## Your objective
Extract the full listing verbatim and drop any pictures from your copy.

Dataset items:
▬▬▬▬▬▬

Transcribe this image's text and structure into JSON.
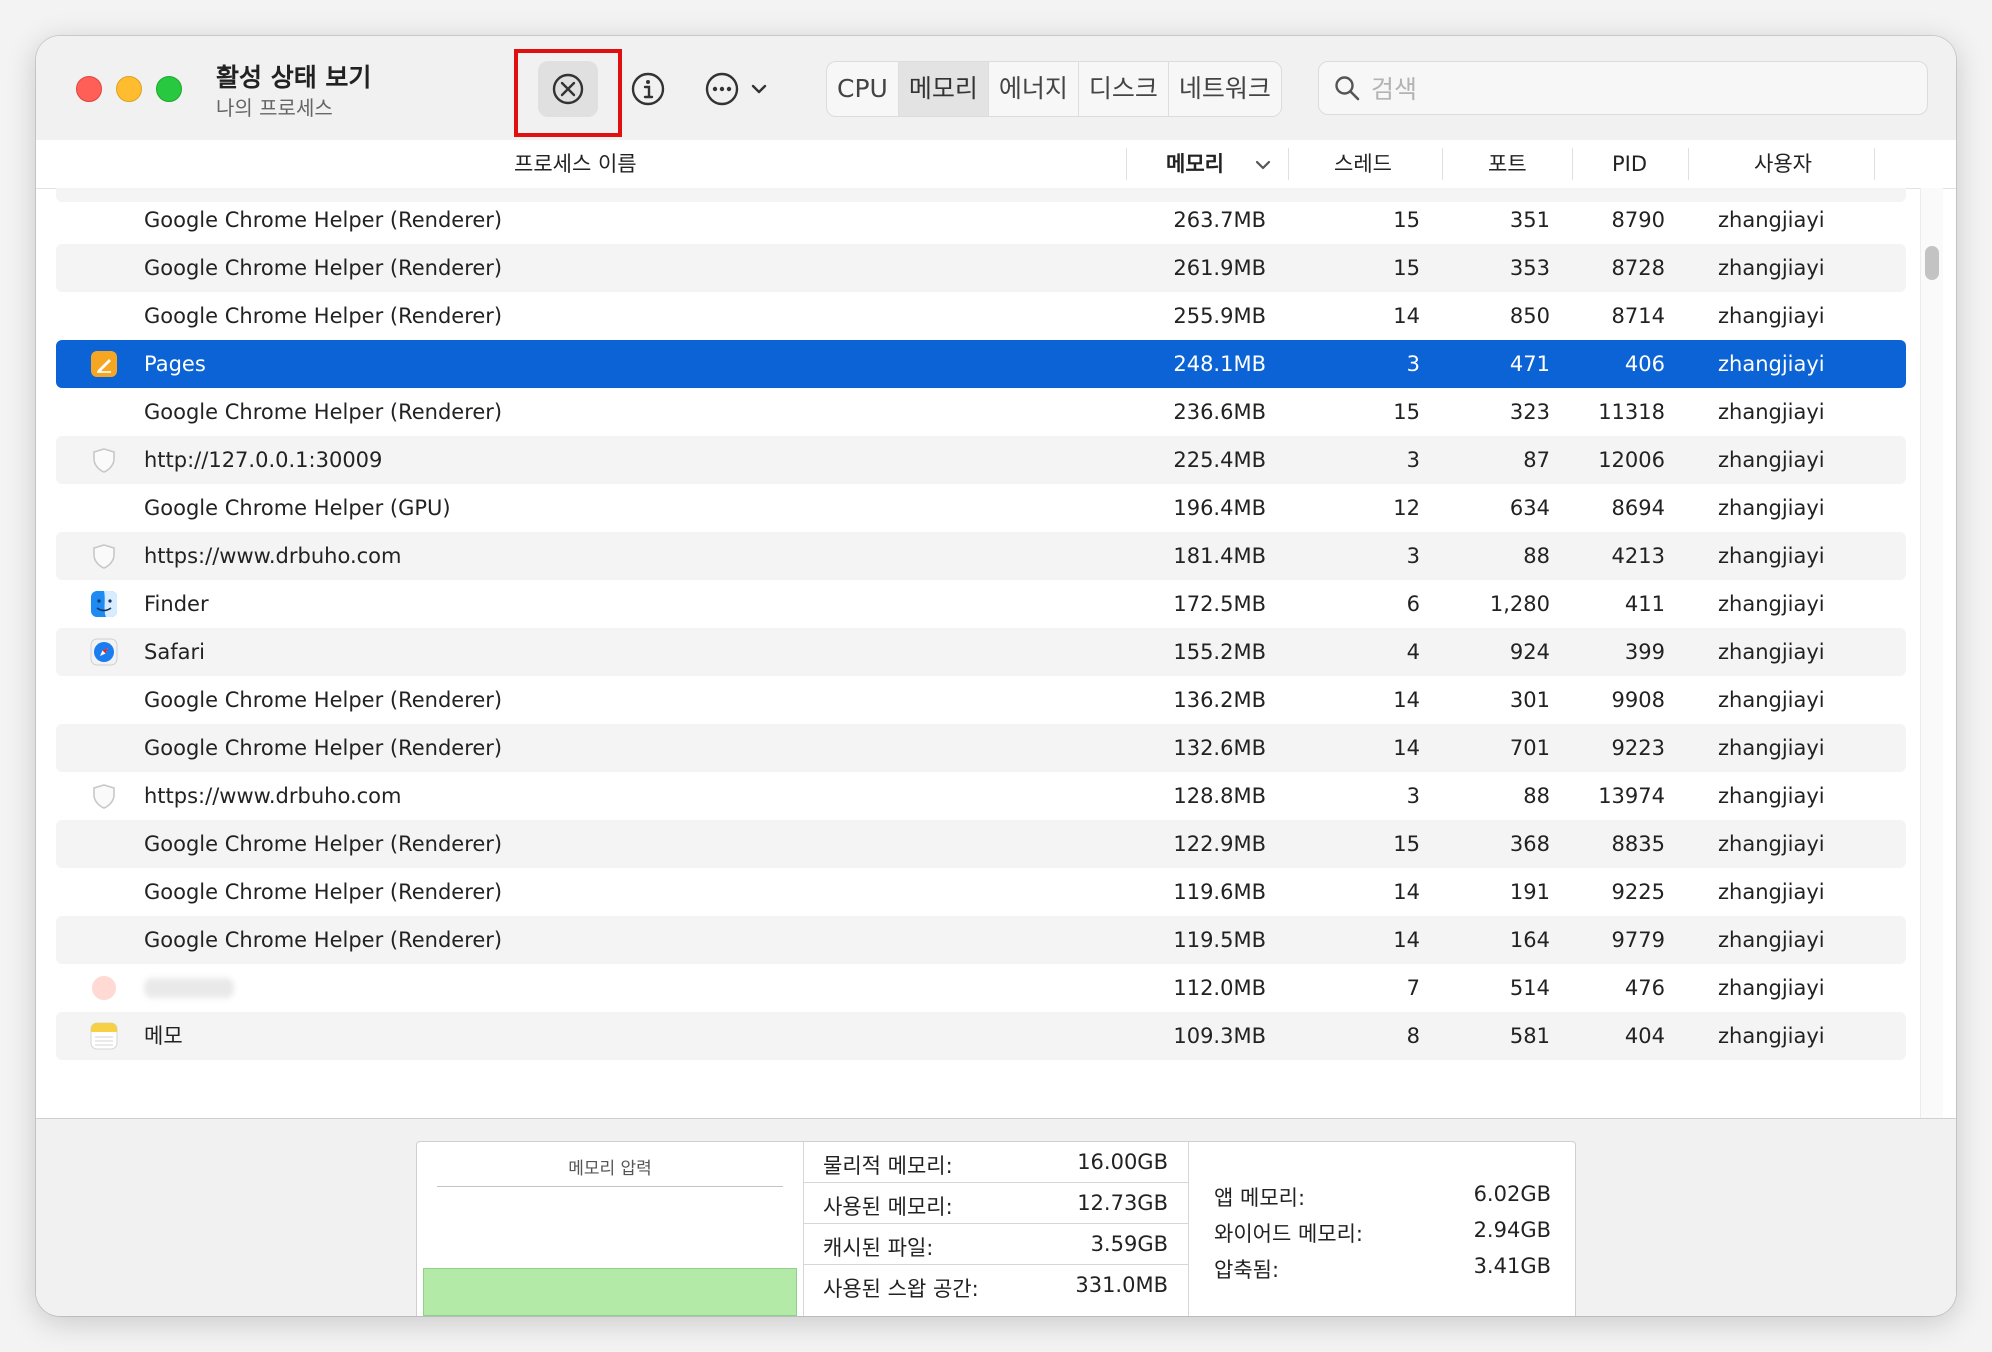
{
  "window": {
    "title": "활성 상태 보기",
    "subtitle": "나의 프로세스"
  },
  "toolbar": {
    "stop_icon": "x-circle-icon",
    "info_icon": "info-icon",
    "more_icon": "ellipsis-circle-icon",
    "tabs": [
      "CPU",
      "메모리",
      "에너지",
      "디스크",
      "네트워크"
    ],
    "active_tab": "메모리",
    "search_placeholder": "검색"
  },
  "columns": {
    "name": "프로세스 이름",
    "memory": "메모리",
    "threads": "스레드",
    "ports": "포트",
    "pid": "PID",
    "user": "사용자"
  },
  "rows": [
    {
      "name": "Google Chrome Helper (Renderer)",
      "memory": "263.7MB",
      "threads": "15",
      "ports": "351",
      "pid": "8790",
      "user": "zhangjiayi",
      "icon": "none"
    },
    {
      "name": "Google Chrome Helper (Renderer)",
      "memory": "261.9MB",
      "threads": "15",
      "ports": "353",
      "pid": "8728",
      "user": "zhangjiayi",
      "icon": "none"
    },
    {
      "name": "Google Chrome Helper (Renderer)",
      "memory": "255.9MB",
      "threads": "14",
      "ports": "850",
      "pid": "8714",
      "user": "zhangjiayi",
      "icon": "none"
    },
    {
      "name": "Pages",
      "memory": "248.1MB",
      "threads": "3",
      "ports": "471",
      "pid": "406",
      "user": "zhangjiayi",
      "icon": "pages-app-icon",
      "selected": true
    },
    {
      "name": "Google Chrome Helper (Renderer)",
      "memory": "236.6MB",
      "threads": "15",
      "ports": "323",
      "pid": "11318",
      "user": "zhangjiayi",
      "icon": "none"
    },
    {
      "name": "http://127.0.0.1:30009",
      "memory": "225.4MB",
      "threads": "3",
      "ports": "87",
      "pid": "12006",
      "user": "zhangjiayi",
      "icon": "shield-icon"
    },
    {
      "name": "Google Chrome Helper (GPU)",
      "memory": "196.4MB",
      "threads": "12",
      "ports": "634",
      "pid": "8694",
      "user": "zhangjiayi",
      "icon": "none"
    },
    {
      "name": "https://www.drbuho.com",
      "memory": "181.4MB",
      "threads": "3",
      "ports": "88",
      "pid": "4213",
      "user": "zhangjiayi",
      "icon": "shield-icon"
    },
    {
      "name": "Finder",
      "memory": "172.5MB",
      "threads": "6",
      "ports": "1,280",
      "pid": "411",
      "user": "zhangjiayi",
      "icon": "finder-app-icon"
    },
    {
      "name": "Safari",
      "memory": "155.2MB",
      "threads": "4",
      "ports": "924",
      "pid": "399",
      "user": "zhangjiayi",
      "icon": "safari-app-icon"
    },
    {
      "name": "Google Chrome Helper (Renderer)",
      "memory": "136.2MB",
      "threads": "14",
      "ports": "301",
      "pid": "9908",
      "user": "zhangjiayi",
      "icon": "none"
    },
    {
      "name": "Google Chrome Helper (Renderer)",
      "memory": "132.6MB",
      "threads": "14",
      "ports": "701",
      "pid": "9223",
      "user": "zhangjiayi",
      "icon": "none"
    },
    {
      "name": "https://www.drbuho.com",
      "memory": "128.8MB",
      "threads": "3",
      "ports": "88",
      "pid": "13974",
      "user": "zhangjiayi",
      "icon": "shield-icon"
    },
    {
      "name": "Google Chrome Helper (Renderer)",
      "memory": "122.9MB",
      "threads": "15",
      "ports": "368",
      "pid": "8835",
      "user": "zhangjiayi",
      "icon": "none"
    },
    {
      "name": "Google Chrome Helper (Renderer)",
      "memory": "119.6MB",
      "threads": "14",
      "ports": "191",
      "pid": "9225",
      "user": "zhangjiayi",
      "icon": "none"
    },
    {
      "name": "Google Chrome Helper (Renderer)",
      "memory": "119.5MB",
      "threads": "14",
      "ports": "164",
      "pid": "9779",
      "user": "zhangjiayi",
      "icon": "none"
    },
    {
      "name": "",
      "memory": "112.0MB",
      "threads": "7",
      "ports": "514",
      "pid": "476",
      "user": "zhangjiayi",
      "icon": "blurred-app-icon"
    },
    {
      "name": "메모",
      "memory": "109.3MB",
      "threads": "8",
      "ports": "581",
      "pid": "404",
      "user": "zhangjiayi",
      "icon": "notes-app-icon"
    }
  ],
  "footer": {
    "pressure_title": "메모리 압력",
    "pressure_color": "#b3eaa8",
    "physical_label": "물리적 메모리:",
    "physical_value": "16.00GB",
    "used_label": "사용된 메모리:",
    "used_value": "12.73GB",
    "cached_label": "캐시된 파일:",
    "cached_value": "3.59GB",
    "swap_label": "사용된 스왑 공간:",
    "swap_value": "331.0MB",
    "app_label": "앱 메모리:",
    "app_value": "6.02GB",
    "wired_label": "와이어드 메모리:",
    "wired_value": "2.94GB",
    "compressed_label": "압축됨:",
    "compressed_value": "3.41GB"
  },
  "colors": {
    "selection": "#0b63d6",
    "highlight": "#e01010"
  }
}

▬▬▬▬▬▬

## The reply
Transcribe this image's text and structure into JSON.
{
  "window": {
    "title": "활성 상태 보기",
    "subtitle": "나의 프로세스"
  },
  "toolbar": {
    "stop_icon": "x-circle-icon",
    "info_icon": "info-icon",
    "more_icon": "ellipsis-circle-icon",
    "tabs": [
      "CPU",
      "메모리",
      "에너지",
      "디스크",
      "네트워크"
    ],
    "active_tab": "메모리",
    "search_placeholder": "검색"
  },
  "columns": {
    "name": "프로세스 이름",
    "memory": "메모리",
    "threads": "스레드",
    "ports": "포트",
    "pid": "PID",
    "user": "사용자"
  },
  "rows": [
    {
      "name": "Google Chrome Helper (Renderer)",
      "memory": "263.7MB",
      "threads": "15",
      "ports": "351",
      "pid": "8790",
      "user": "zhangjiayi",
      "icon": "none"
    },
    {
      "name": "Google Chrome Helper (Renderer)",
      "memory": "261.9MB",
      "threads": "15",
      "ports": "353",
      "pid": "8728",
      "user": "zhangjiayi",
      "icon": "none"
    },
    {
      "name": "Google Chrome Helper (Renderer)",
      "memory": "255.9MB",
      "threads": "14",
      "ports": "850",
      "pid": "8714",
      "user": "zhangjiayi",
      "icon": "none"
    },
    {
      "name": "Pages",
      "memory": "248.1MB",
      "threads": "3",
      "ports": "471",
      "pid": "406",
      "user": "zhangjiayi",
      "icon": "pages-app-icon",
      "selected": true
    },
    {
      "name": "Google Chrome Helper (Renderer)",
      "memory": "236.6MB",
      "threads": "15",
      "ports": "323",
      "pid": "11318",
      "user": "zhangjiayi",
      "icon": "none"
    },
    {
      "name": "http://127.0.0.1:30009",
      "memory": "225.4MB",
      "threads": "3",
      "ports": "87",
      "pid": "12006",
      "user": "zhangjiayi",
      "icon": "shield-icon"
    },
    {
      "name": "Google Chrome Helper (GPU)",
      "memory": "196.4MB",
      "threads": "12",
      "ports": "634",
      "pid": "8694",
      "user": "zhangjiayi",
      "icon": "none"
    },
    {
      "name": "https://www.drbuho.com",
      "memory": "181.4MB",
      "threads": "3",
      "ports": "88",
      "pid": "4213",
      "user": "zhangjiayi",
      "icon": "shield-icon"
    },
    {
      "name": "Finder",
      "memory": "172.5MB",
      "threads": "6",
      "ports": "1,280",
      "pid": "411",
      "user": "zhangjiayi",
      "icon": "finder-app-icon"
    },
    {
      "name": "Safari",
      "memory": "155.2MB",
      "threads": "4",
      "ports": "924",
      "pid": "399",
      "user": "zhangjiayi",
      "icon": "safari-app-icon"
    },
    {
      "name": "Google Chrome Helper (Renderer)",
      "memory": "136.2MB",
      "threads": "14",
      "ports": "301",
      "pid": "9908",
      "user": "zhangjiayi",
      "icon": "none"
    },
    {
      "name": "Google Chrome Helper (Renderer)",
      "memory": "132.6MB",
      "threads": "14",
      "ports": "701",
      "pid": "9223",
      "user": "zhangjiayi",
      "icon": "none"
    },
    {
      "name": "https://www.drbuho.com",
      "memory": "128.8MB",
      "threads": "3",
      "ports": "88",
      "pid": "13974",
      "user": "zhangjiayi",
      "icon": "shield-icon"
    },
    {
      "name": "Google Chrome Helper (Renderer)",
      "memory": "122.9MB",
      "threads": "15",
      "ports": "368",
      "pid": "8835",
      "user": "zhangjiayi",
      "icon": "none"
    },
    {
      "name": "Google Chrome Helper (Renderer)",
      "memory": "119.6MB",
      "threads": "14",
      "ports": "191",
      "pid": "9225",
      "user": "zhangjiayi",
      "icon": "none"
    },
    {
      "name": "Google Chrome Helper (Renderer)",
      "memory": "119.5MB",
      "threads": "14",
      "ports": "164",
      "pid": "9779",
      "user": "zhangjiayi",
      "icon": "none"
    },
    {
      "name": "",
      "memory": "112.0MB",
      "threads": "7",
      "ports": "514",
      "pid": "476",
      "user": "zhangjiayi",
      "icon": "blurred-app-icon"
    },
    {
      "name": "메모",
      "memory": "109.3MB",
      "threads": "8",
      "ports": "581",
      "pid": "404",
      "user": "zhangjiayi",
      "icon": "notes-app-icon"
    }
  ],
  "footer": {
    "pressure_title": "메모리 압력",
    "pressure_color": "#b3eaa8",
    "physical_label": "물리적 메모리:",
    "physical_value": "16.00GB",
    "used_label": "사용된 메모리:",
    "used_value": "12.73GB",
    "cached_label": "캐시된 파일:",
    "cached_value": "3.59GB",
    "swap_label": "사용된 스왑 공간:",
    "swap_value": "331.0MB",
    "app_label": "앱 메모리:",
    "app_value": "6.02GB",
    "wired_label": "와이어드 메모리:",
    "wired_value": "2.94GB",
    "compressed_label": "압축됨:",
    "compressed_value": "3.41GB"
  },
  "colors": {
    "selection": "#0b63d6",
    "highlight": "#e01010"
  }
}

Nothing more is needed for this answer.